::: Input records

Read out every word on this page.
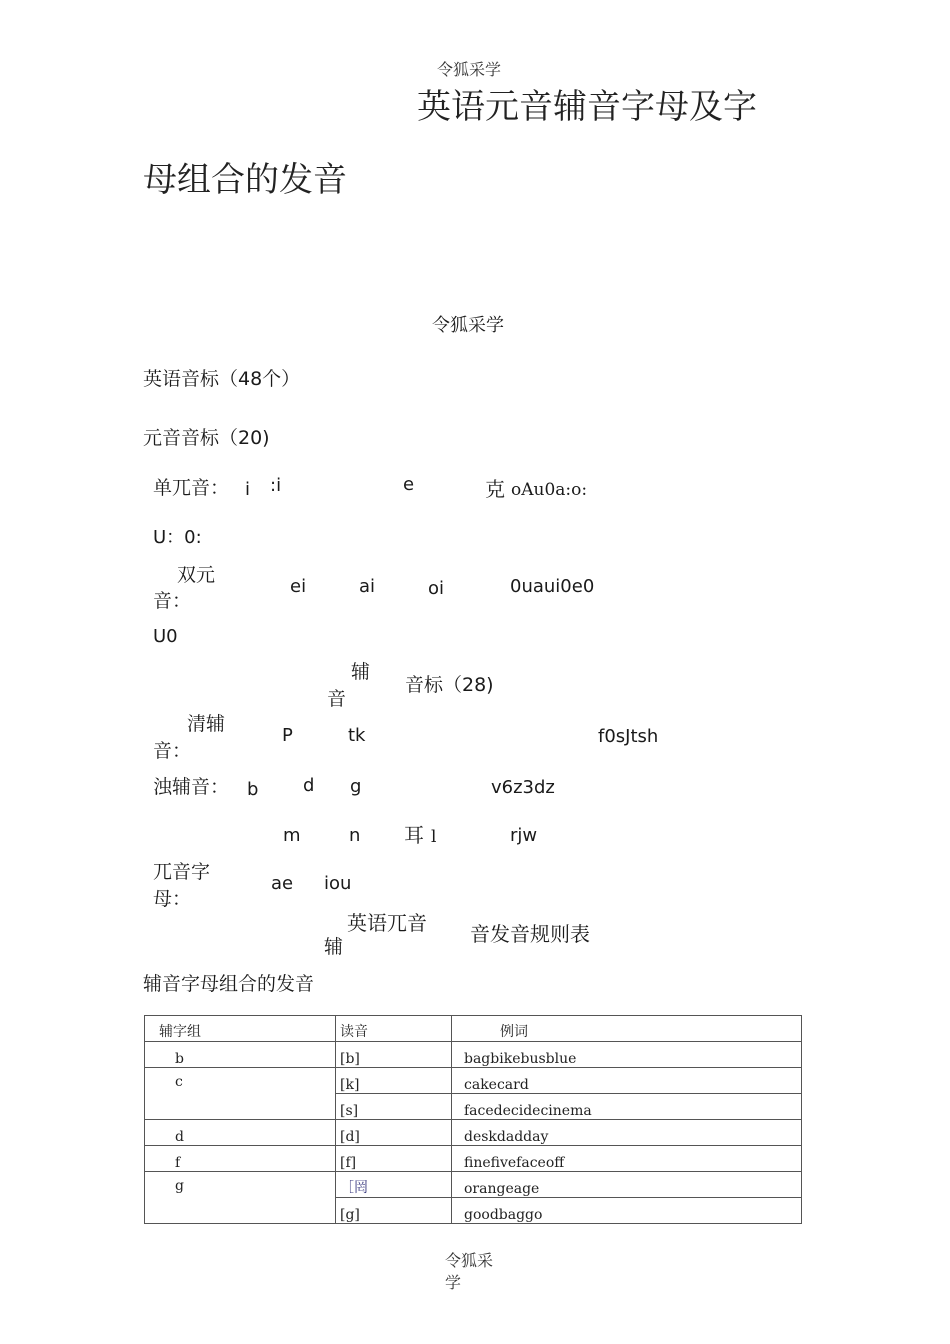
令狐采学
英语元音辅音字母及字
母组合的发音
令狐采学
英语音标（48个）
元音音标（20)
单兀音： i :i	e	克 oAu0a:o:
U：0:
双元
音：
ei	ai	oi	0uaui0e0
U0
辅
音
音标（28)
清辅
音：
P	tk	f0sJtsh
浊辅音： b d g	v6z3dz
m	n 耳 l	rjw
兀音字
母：
ae iou
英语兀音
辅
音发音规则表
辅音字母组合的发音
辅字组	读音	例词
b	[b]	bagbikebusblue
c	[k]	cakecard
	[s]	facedecidecinema
d	[d]	deskdadday
f	[f]	finefivefaceoff
g	［罔	orangeage
	[g]	goodbaggo
令狐采
学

::::::

* Short task *
Output the data exactly. Pictures don't belong in the result.

* Reply to the task *
Read out every word on this page.
令狐采学
英语元音辅音字母及字
母组合的发音
令狐采学
英语音标（48个）
元音音标（20)
单兀音： i :i	e	克 oAu0a:o:
U：0:
双元
音：
ei	ai	oi	0uaui0e0
U0
辅
音
音标（28)
清辅
音：
P	tk	f0sJtsh
浊辅音： b d g	v6z3dz
m	n 耳 l	rjw
兀音字
母：
ae iou
英语兀音
辅
音发音规则表
辅音字母组合的发音
辅字组	读音	例词
b	[b]	bagbikebusblue
c	[k]	cakecard
	[s]	facedecidecinema
d	[d]	deskdadday
f	[f]	finefivefaceoff
g	［罔	orangeage
	[g]	goodbaggo
令狐采
学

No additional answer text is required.